Pull every line containing "JSON" out of the material below.

* * *

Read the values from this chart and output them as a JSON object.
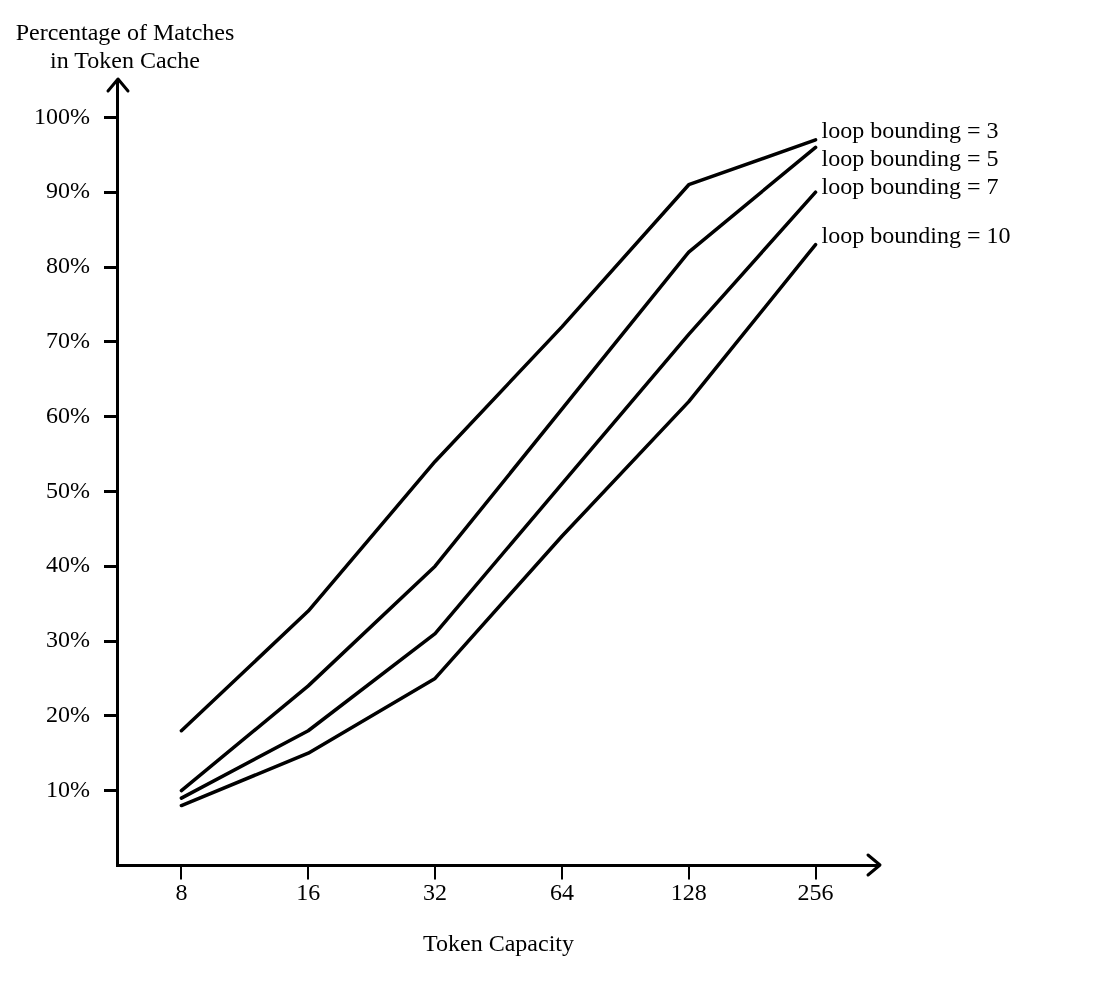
{
  "chart_data": {
    "type": "line",
    "ylabel": "Percentage of Matches in Token Cache",
    "xlabel": "Token Capacity",
    "categories": [
      "8",
      "16",
      "32",
      "64",
      "128",
      "256"
    ],
    "ylim": [
      0,
      105
    ],
    "yticks": [
      {
        "value": 10,
        "label": "10%"
      },
      {
        "value": 20,
        "label": "20%"
      },
      {
        "value": 30,
        "label": "30%"
      },
      {
        "value": 40,
        "label": "40%"
      },
      {
        "value": 50,
        "label": "50%"
      },
      {
        "value": 60,
        "label": "60%"
      },
      {
        "value": 70,
        "label": "70%"
      },
      {
        "value": 80,
        "label": "80%"
      },
      {
        "value": 90,
        "label": "90%"
      },
      {
        "value": 100,
        "label": "100%"
      }
    ],
    "grid": false,
    "legend": false,
    "marker": "none",
    "line_style": "solid",
    "series": [
      {
        "name": "loop bounding = 3",
        "color": "#000000",
        "values": [
          18,
          34,
          54,
          72,
          91,
          97
        ]
      },
      {
        "name": "loop bounding = 5",
        "color": "#000000",
        "values": [
          10,
          24,
          40,
          61,
          82,
          96
        ]
      },
      {
        "name": "loop bounding = 7",
        "color": "#000000",
        "values": [
          9,
          18,
          31,
          51,
          71,
          90
        ]
      },
      {
        "name": "loop bounding = 10",
        "color": "#000000",
        "values": [
          8,
          15,
          25,
          44,
          62,
          83
        ]
      }
    ]
  }
}
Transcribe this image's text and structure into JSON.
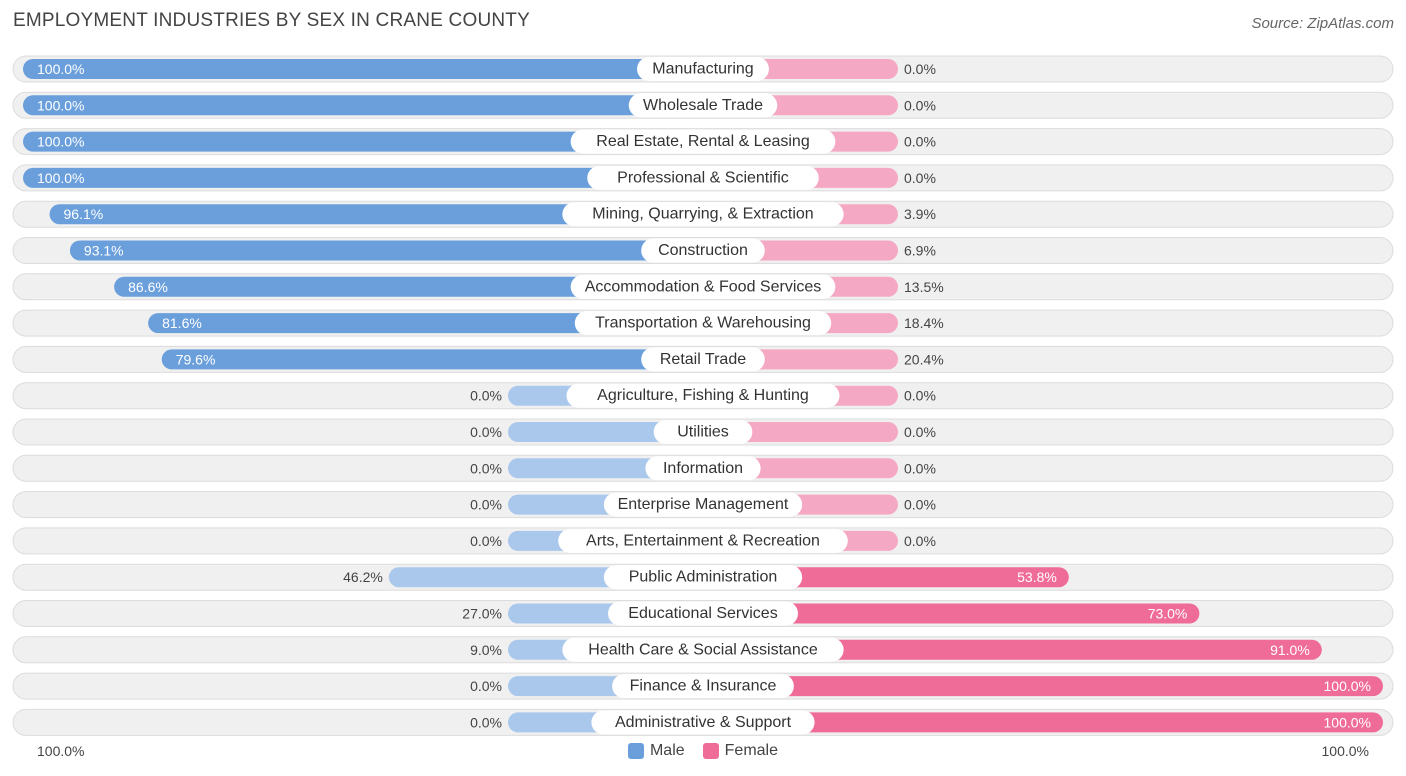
{
  "header": {
    "title": "EMPLOYMENT INDUSTRIES BY SEX IN CRANE COUNTY",
    "source": "Source: ZipAtlas.com"
  },
  "colors": {
    "male_strong": "#6a9fdc",
    "male_light": "#aac7ec",
    "female_strong": "#f06c98",
    "female_light": "#f5a8c3",
    "row_bg": "#f0f0f0",
    "row_border": "#dcdcdc"
  },
  "footer": {
    "left_axis": "100.0%",
    "right_axis": "100.0%",
    "legend_male": "Male",
    "legend_female": "Female"
  },
  "chart_data": {
    "type": "bar",
    "orientation": "diverging-horizontal",
    "title": "EMPLOYMENT INDUSTRIES BY SEX IN CRANE COUNTY",
    "xlim": [
      -100,
      100
    ],
    "series": [
      {
        "name": "Male",
        "values": [
          100.0,
          100.0,
          100.0,
          100.0,
          96.1,
          93.1,
          86.6,
          81.6,
          79.6,
          0.0,
          0.0,
          0.0,
          0.0,
          0.0,
          46.2,
          27.0,
          9.0,
          0.0,
          0.0
        ]
      },
      {
        "name": "Female",
        "values": [
          0.0,
          0.0,
          0.0,
          0.0,
          3.9,
          6.9,
          13.5,
          18.4,
          20.4,
          0.0,
          0.0,
          0.0,
          0.0,
          0.0,
          53.8,
          73.0,
          91.0,
          100.0,
          100.0
        ]
      }
    ],
    "categories": [
      "Manufacturing",
      "Wholesale Trade",
      "Real Estate, Rental & Leasing",
      "Professional & Scientific",
      "Mining, Quarrying, & Extraction",
      "Construction",
      "Accommodation & Food Services",
      "Transportation & Warehousing",
      "Retail Trade",
      "Agriculture, Fishing & Hunting",
      "Utilities",
      "Information",
      "Enterprise Management",
      "Arts, Entertainment & Recreation",
      "Public Administration",
      "Educational Services",
      "Health Care & Social Assistance",
      "Finance & Insurance",
      "Administrative & Support"
    ],
    "male_labels": [
      "100.0%",
      "100.0%",
      "100.0%",
      "100.0%",
      "96.1%",
      "93.1%",
      "86.6%",
      "81.6%",
      "79.6%",
      "0.0%",
      "0.0%",
      "0.0%",
      "0.0%",
      "0.0%",
      "46.2%",
      "27.0%",
      "9.0%",
      "0.0%",
      "0.0%"
    ],
    "female_labels": [
      "0.0%",
      "0.0%",
      "0.0%",
      "0.0%",
      "3.9%",
      "6.9%",
      "13.5%",
      "18.4%",
      "20.4%",
      "0.0%",
      "0.0%",
      "0.0%",
      "0.0%",
      "0.0%",
      "53.8%",
      "73.0%",
      "91.0%",
      "100.0%",
      "100.0%"
    ],
    "legend": [
      "Male",
      "Female"
    ],
    "legend_position": "bottom-center"
  }
}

* * *

§ **Output of the task**
Read the values from this chart and output them as a JSON object.
Transcribe this image's text and structure into JSON.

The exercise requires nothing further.